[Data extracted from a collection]
○ ○ ○ ○ ○ ○ ○

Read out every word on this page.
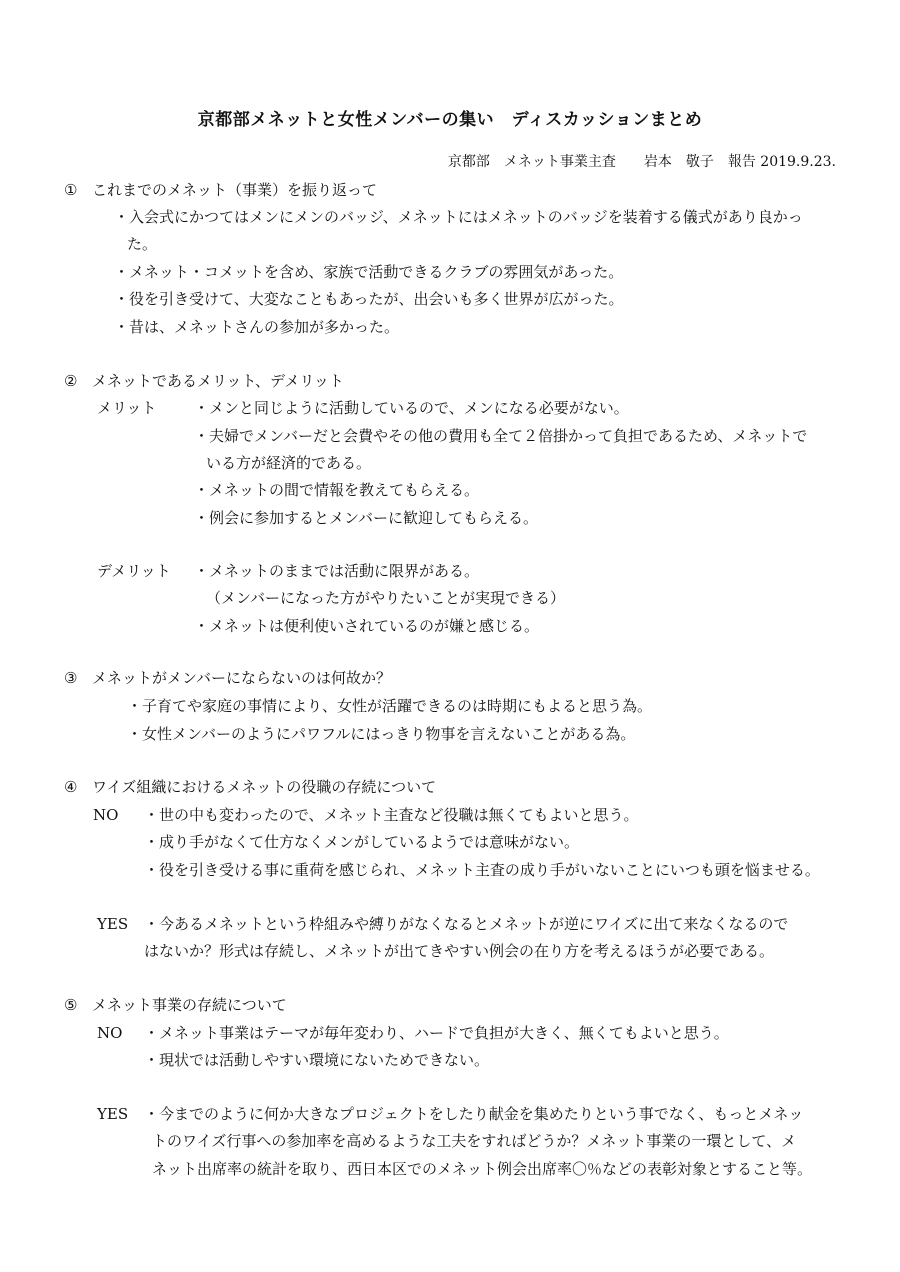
京都部メネットと女性メンバーの集い　ディスカッションまとめ
京都部　メネット事業主査　　岩本　敬子　報告 2019.9.23.
① これまでのメネット（事業）を振り返って
・入会式にかつてはメンにメンのバッジ、メネットにはメネットのバッジを装着する儀式があり良かっ
た。
・メネット・コメットを含め、家族で活動できるクラブの雰囲気があった。
・役を引き受けて、大変なこともあったが、出会いも多く世界が広がった。
・昔は、メネットさんの参加が多かった。
② メネットであるメリット、デメリット
メリット	・メンと同じように活動しているので、メンになる必要がない。
・夫婦でメンバーだと会費やその他の費用も全て２倍掛かって負担であるため、メネットで
いる方が経済的である。
・メネットの間で情報を教えてもらえる。
・例会に参加するとメンバーに歓迎してもらえる。
デメリット ・メネットのままでは活動に限界がある。
（メンバーになった方がやりたいことが実現できる）
・メネットは便利使いされているのが嫌と感じる。
③ メネットがメンバーにならないのは何故か？
・子育てや家庭の事情により、女性が活躍できるのは時期にもよると思う為。
・女性メンバーのようにパワフルにはっきり物事を言えないことがある為。
④ ワイズ組織におけるメネットの役職の存続について
NO ・世の中も変わったので、メネット主査など役職は無くてもよいと思う。
・成り手がなくて仕方なくメンがしているようでは意味がない。
・役を引き受ける事に重荷を感じられ、メネット主査の成り手がいないことにいつも頭を悩ませる。
YES ・今あるメネットという枠組みや縛りがなくなるとメネットが逆にワイズに出て来なくなるので
はないか？形式は存続し、メネットが出てきやすい例会の在り方を考えるほうが必要である。
⑤ メネット事業の存続について
NO ・メネット事業はテーマが毎年変わり、ハードで負担が大きく、無くてもよいと思う。
・現状では活動しやすい環境にないためできない。
YES ・今までのように何か大きなプロジェクトをしたり献金を集めたりという事でなく、もっとメネッ
トのワイズ行事への参加率を高めるような工夫をすればどうか？メネット事業の一環として、メ
ネット出席率の統計を取り、西日本区でのメネット例会出席率〇％などの表彰対象とすること等。
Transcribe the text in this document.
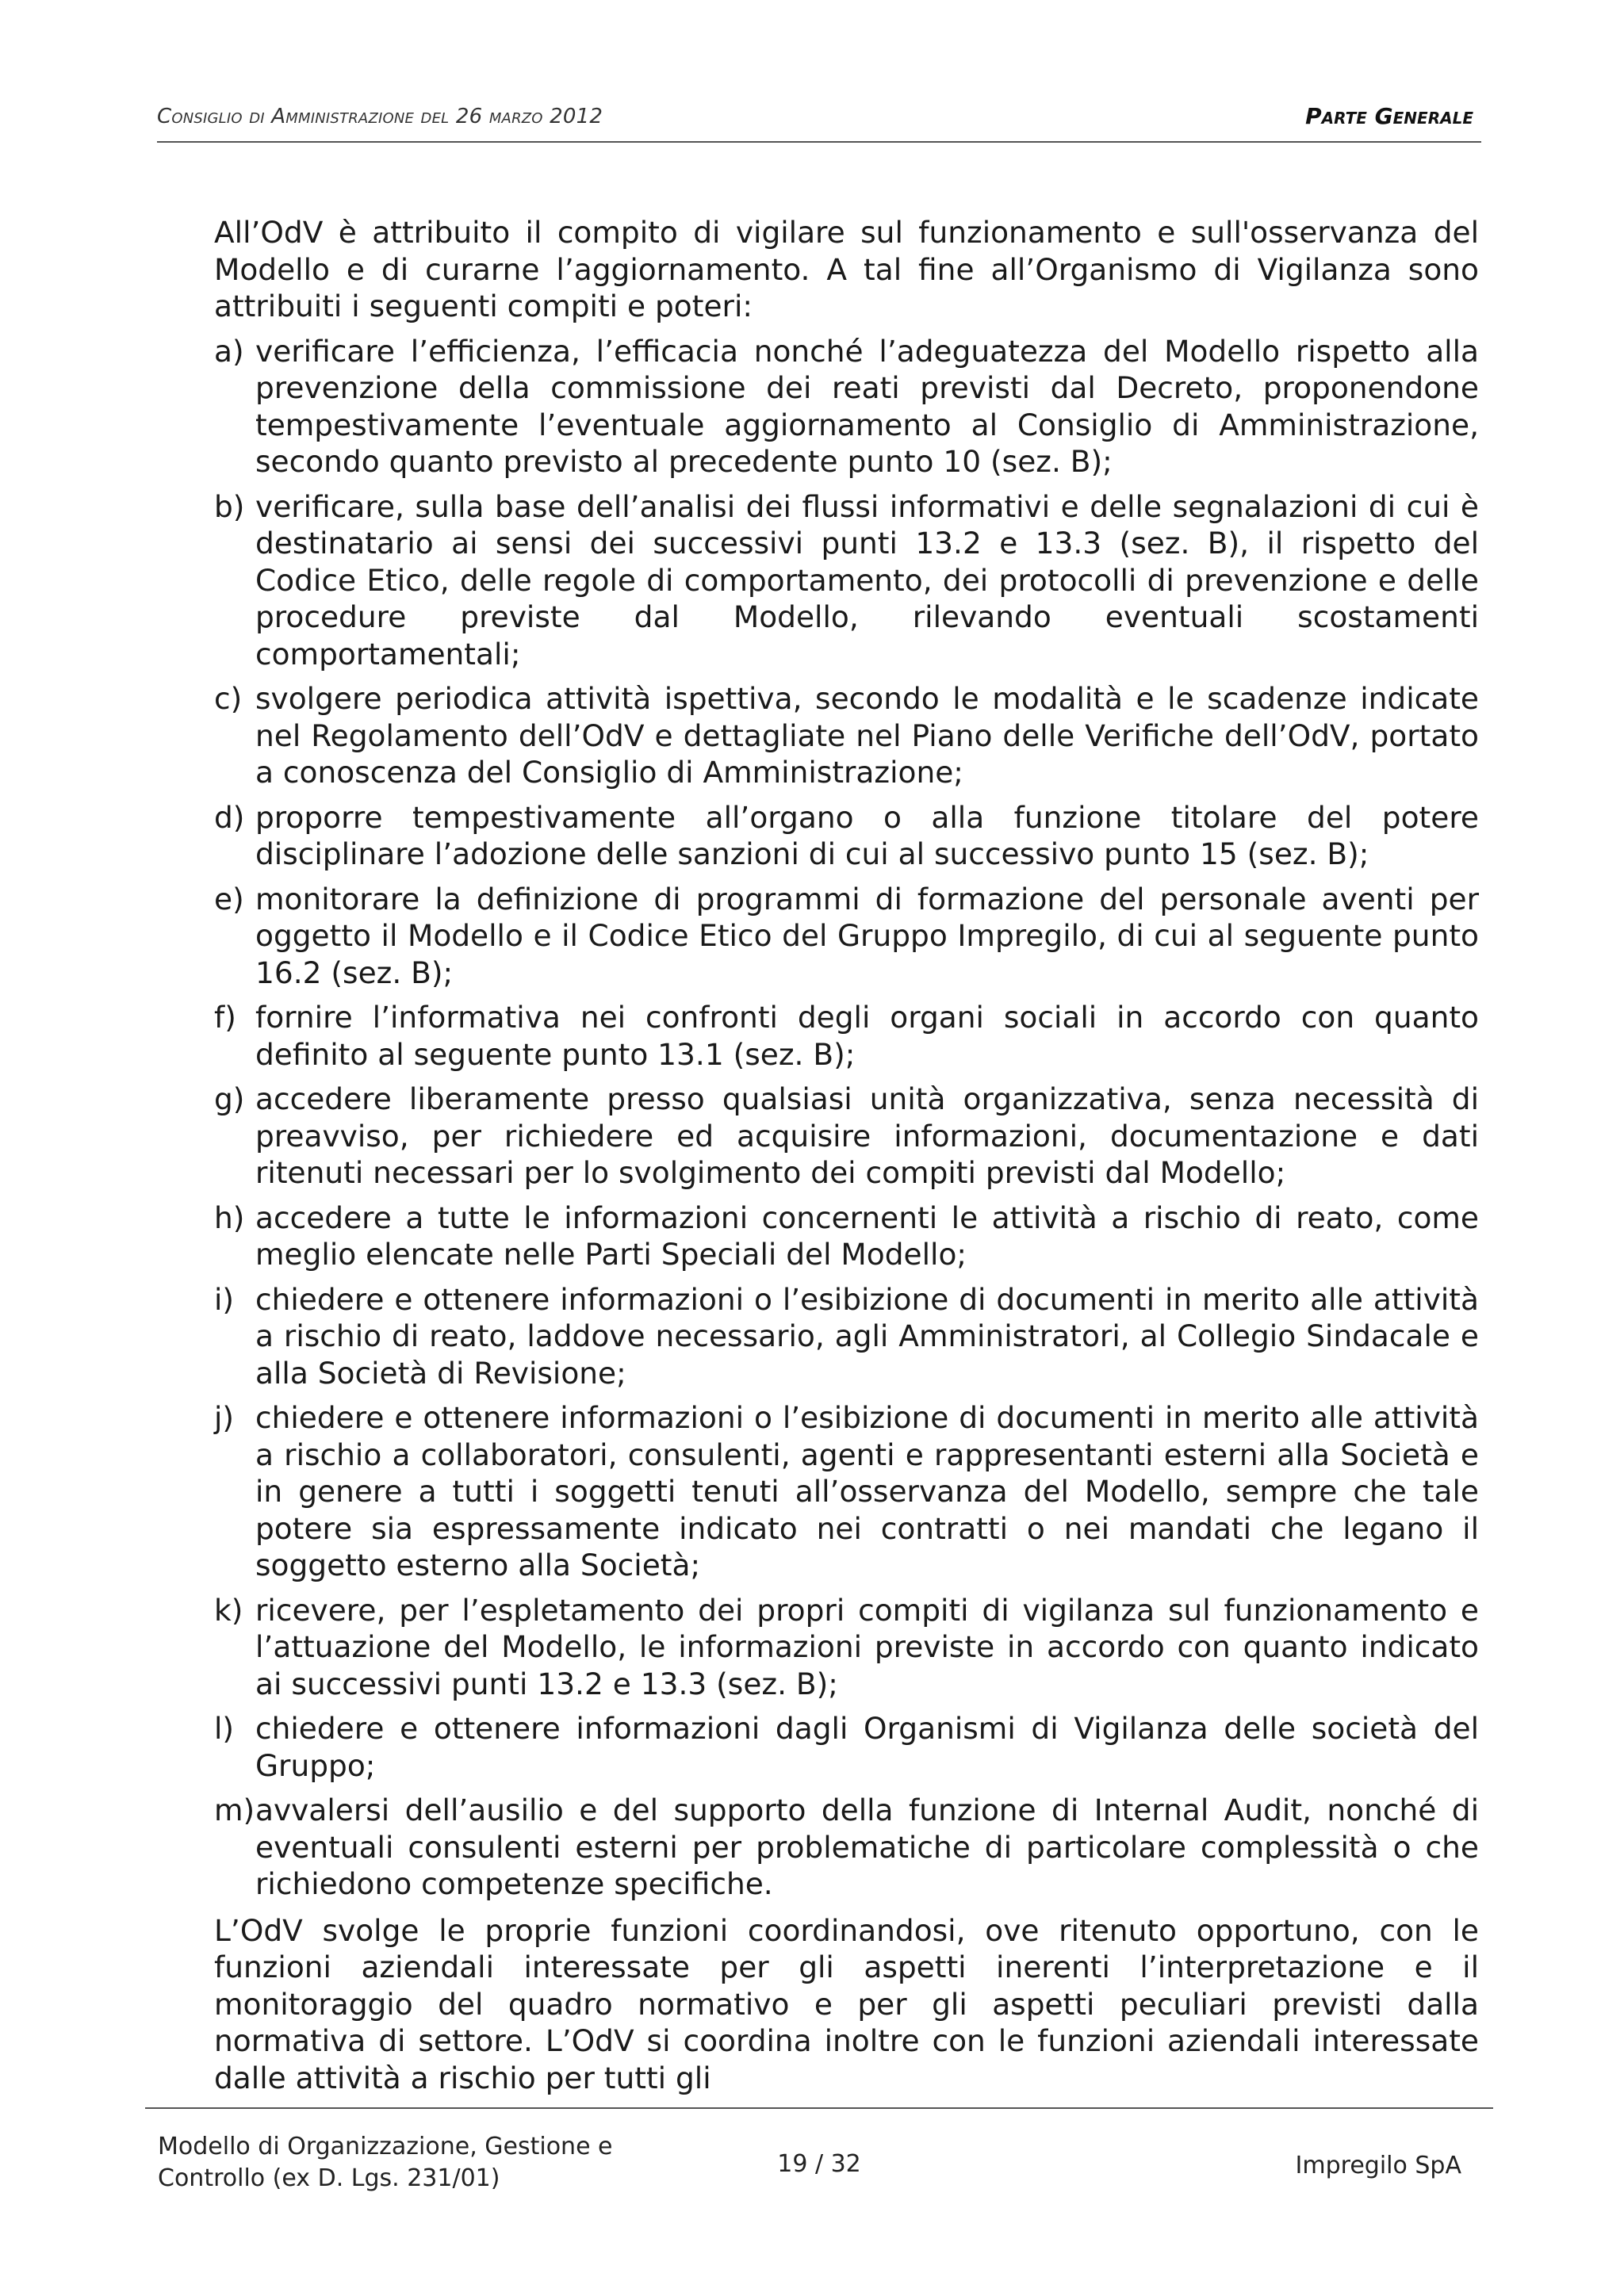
Consiglio di Amministrazione del 26 marzo 2012	Parte Generale

All’OdV è attribuito il compito di vigilare sul funzionamento e sull'osservanza del Modello e di curarne l’aggiornamento. A tal fine all’Organismo di Vigilanza sono attribuiti i seguenti compiti e poteri:

a) verificare l’efficienza, l’efficacia nonché l’adeguatezza del Modello rispetto alla prevenzione della commissione dei reati previsti dal Decreto, proponendone tempestivamente l’eventuale aggiornamento al Consiglio di Amministrazione, secondo quanto previsto al precedente punto 10 (sez. B);
b) verificare, sulla base dell’analisi dei flussi informativi e delle segnalazioni di cui è destinatario ai sensi dei successivi punti 13.2 e 13.3 (sez. B), il rispetto del Codice Etico, delle regole di comportamento, dei protocolli di prevenzione e delle procedure previste dal Modello, rilevando eventuali scostamenti comportamentali;
c) svolgere periodica attività ispettiva, secondo le modalità e le scadenze indicate nel Regolamento dell’OdV e dettagliate nel Piano delle Verifiche dell’OdV, portato a conoscenza del Consiglio di Amministrazione;
d) proporre tempestivamente all’organo o alla funzione titolare del potere disciplinare l’adozione delle sanzioni di cui al successivo punto 15 (sez. B);
e) monitorare la definizione di programmi di formazione del personale aventi per oggetto il Modello e il Codice Etico del Gruppo Impregilo, di cui al seguente punto 16.2 (sez. B);
f) fornire l’informativa nei confronti degli organi sociali in accordo con quanto definito al seguente punto 13.1 (sez. B);
g) accedere liberamente presso qualsiasi unità organizzativa, senza necessità di preavviso, per richiedere ed acquisire informazioni, documentazione e dati ritenuti necessari per lo svolgimento dei compiti previsti dal Modello;
h) accedere a tutte le informazioni concernenti le attività a rischio di reato, come meglio elencate nelle Parti Speciali del Modello;
i) chiedere e ottenere informazioni o l’esibizione di documenti in merito alle attività a rischio di reato, laddove necessario, agli Amministratori, al Collegio Sindacale e alla Società di Revisione;
j) chiedere e ottenere informazioni o l’esibizione di documenti in merito alle attività a rischio a collaboratori, consulenti, agenti e rappresentanti esterni alla Società e in genere a tutti i soggetti tenuti all’osservanza del Modello, sempre che tale potere sia espressamente indicato nei contratti o nei mandati che legano il soggetto esterno alla Società;
k) ricevere, per l’espletamento dei propri compiti di vigilanza sul funzionamento e l’attuazione del Modello, le informazioni previste in accordo con quanto indicato ai successivi punti 13.2 e 13.3 (sez. B);
l) chiedere e ottenere informazioni dagli Organismi di Vigilanza delle società del Gruppo;
m) avvalersi dell’ausilio e del supporto della funzione di Internal Audit, nonché di eventuali consulenti esterni per problematiche di particolare complessità o che richiedono competenze specifiche.

L’OdV svolge le proprie funzioni coordinandosi, ove ritenuto opportuno, con le funzioni aziendali interessate per gli aspetti inerenti l’interpretazione e il monitoraggio del quadro normativo e per gli aspetti peculiari previsti dalla normativa di settore. L’OdV si coordina inoltre con le funzioni aziendali interessate dalle attività a rischio per tutti gli

Modello di Organizzazione, Gestione e Controllo (ex D. Lgs. 231/01)
19 / 32	Impregilo SpA
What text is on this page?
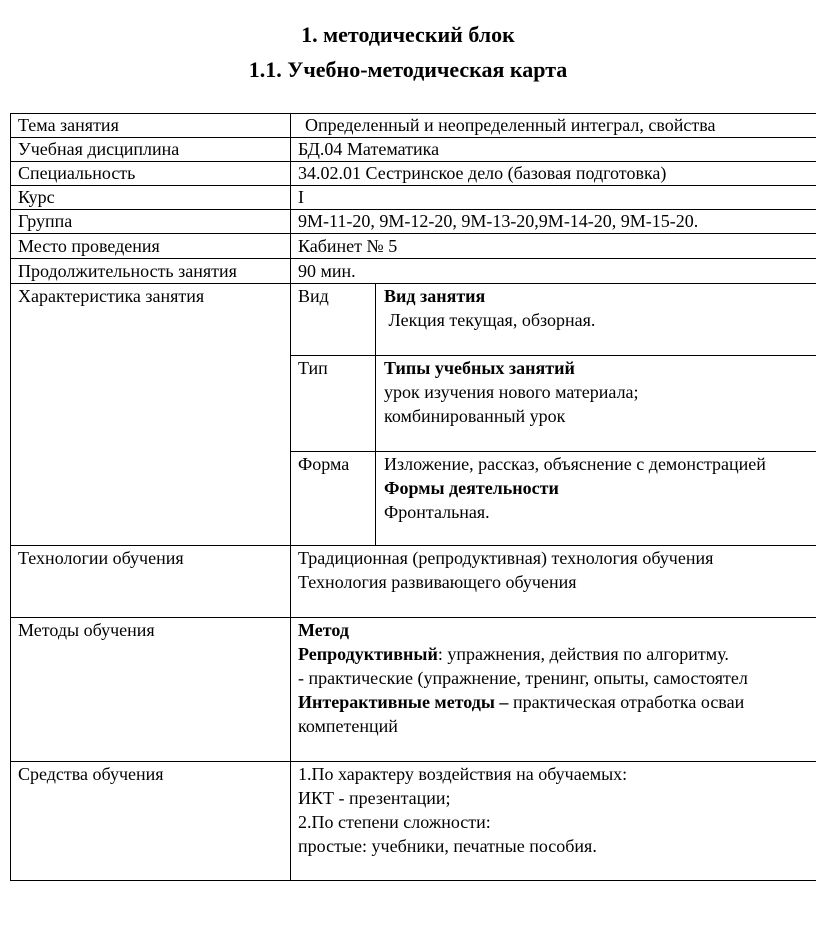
1. методический блок
1.1. Учебно-методическая карта
Тема занятия	Определенный и неопределенный интеграл, свойства
Учебная дисциплина	БД.04 Математика
Специальность	34.02.01 Сестринское дело (базовая подготовка)
Курс	I
Группа	9М-11-20, 9М-12-20, 9М-13-20,9М-14-20, 9М-15-20.
Место проведения	Кабинет № 5
Продолжительность занятия	90 мин.
Характеристика занятия	Вид	Вид занятия
Лекция текущая, обзорная.
Тип	Типы учебных занятий
урок изучения нового материала;
комбинированный урок
Форма Изложение, рассказ, объяснение с демонстрацией
Формы деятельности
Фронтальная.
Технологии обучения	Традиционная (репродуктивная) технология обучения
Технология развивающего обучения
Методы обучения	Метод
Репродуктивный: упражнения, действия по алгоритму.
- практические (упражнение, тренинг, опыты, самостоятел
Интерактивные методы – практическая отработка осваи
компетенций
Средства обучения	1.По характеру воздействия на обучаемых:
ИКТ - презентации;
2.По степени сложности:
простые: учебники, печатные пособия.
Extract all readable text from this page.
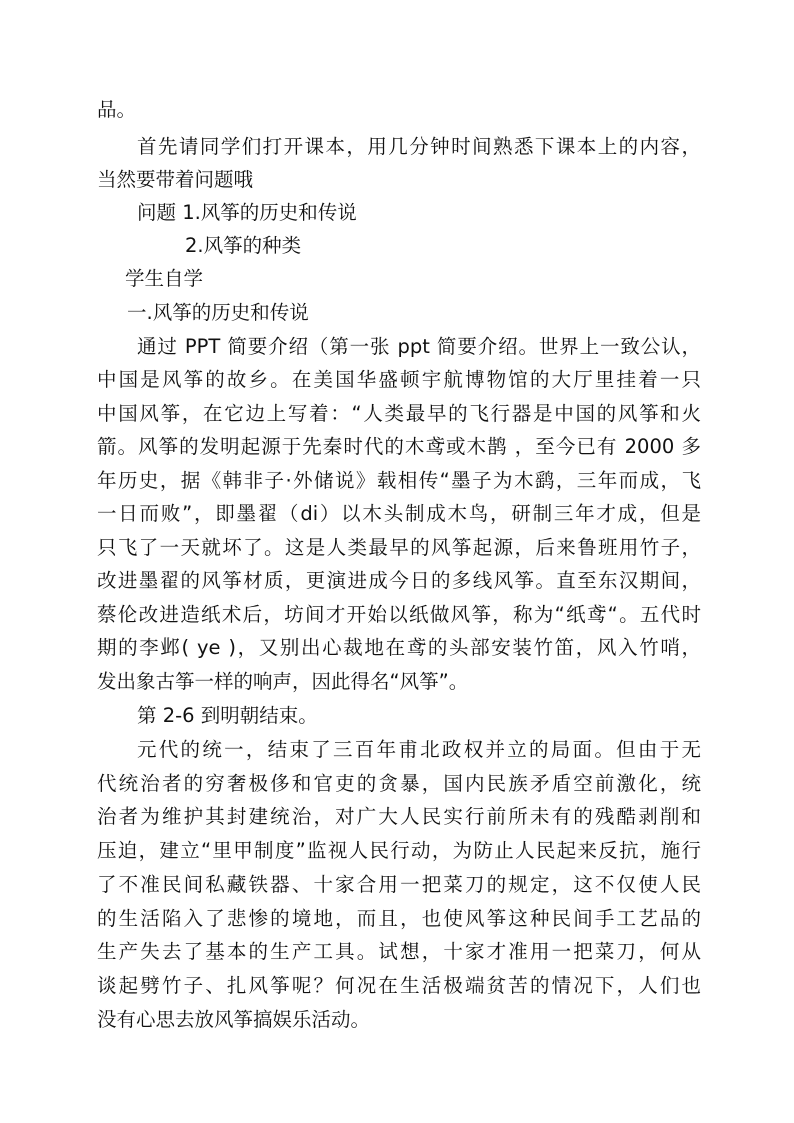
品。

首先请同学们打开课本，用几分钟时间熟悉下课本上的内容，

当然要带着问题哦

问题 1.风筝的历史和传说

2.风筝的种类

学生自学

一.风筝的历史和传说

通过 PPT 简要介绍（第一张 ppt 简要介绍。世界上一致公认，

中国是风筝的故乡。在美国华盛顿宇航博物馆的大厅里挂着一只

中国风筝，在它边上写着：“人类最早的飞行器是中国的风筝和火

箭。风筝的发明起源于先秦时代的木鸢或木鹊 ，至今已有 2000 多

年历史，据《韩非子·外储说》载相传“墨子为木鹞，三年而成，飞

一日而败”，即墨翟（di）以木头制成木鸟，研制三年才成，但是

只飞了一天就坏了。这是人类最早的风筝起源，后来鲁班用竹子，

改进墨翟的风筝材质，更演进成今日的多线风筝。直至东汉期间，

蔡伦改进造纸术后，坊间才开始以纸做风筝，称为“纸鸢“。五代时

期的李邺( ye )，又别出心裁地在鸢的头部安装竹笛，风入竹哨，

发出象古筝一样的响声，因此得名“风筝”。

第 2-6 到明朝结束。

元代的统一，结束了三百年甫北政权并立的局面。但由于无

代统治者的穷奢极侈和官吏的贪暴，国内民族矛盾空前激化，统

治者为维护其封建统治，对广大人民实行前所未有的残酷剥削和

压迫，建立“里甲制度”监视人民行动，为防止人民起来反抗，施行

了不准民间私藏铁器、十家合用一把菜刀的规定，这不仅使人民

的生活陷入了悲惨的境地，而且，也使风筝这种民间手工艺品的

生产失去了基本的生产工具。试想，十家才准用一把菜刀，何从

谈起劈竹子、扎风筝呢？何况在生活极端贫苦的情况下，人们也

没有心思去放风筝搞娱乐活动。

○ ○ ○ ○ ○ ○ ○

# Aim
Look over the listing above. Pick out and copy every line that includes "text".

# Correct response
Transcribe the text in this document.
What text is on this page?
Extract all readable text from this page.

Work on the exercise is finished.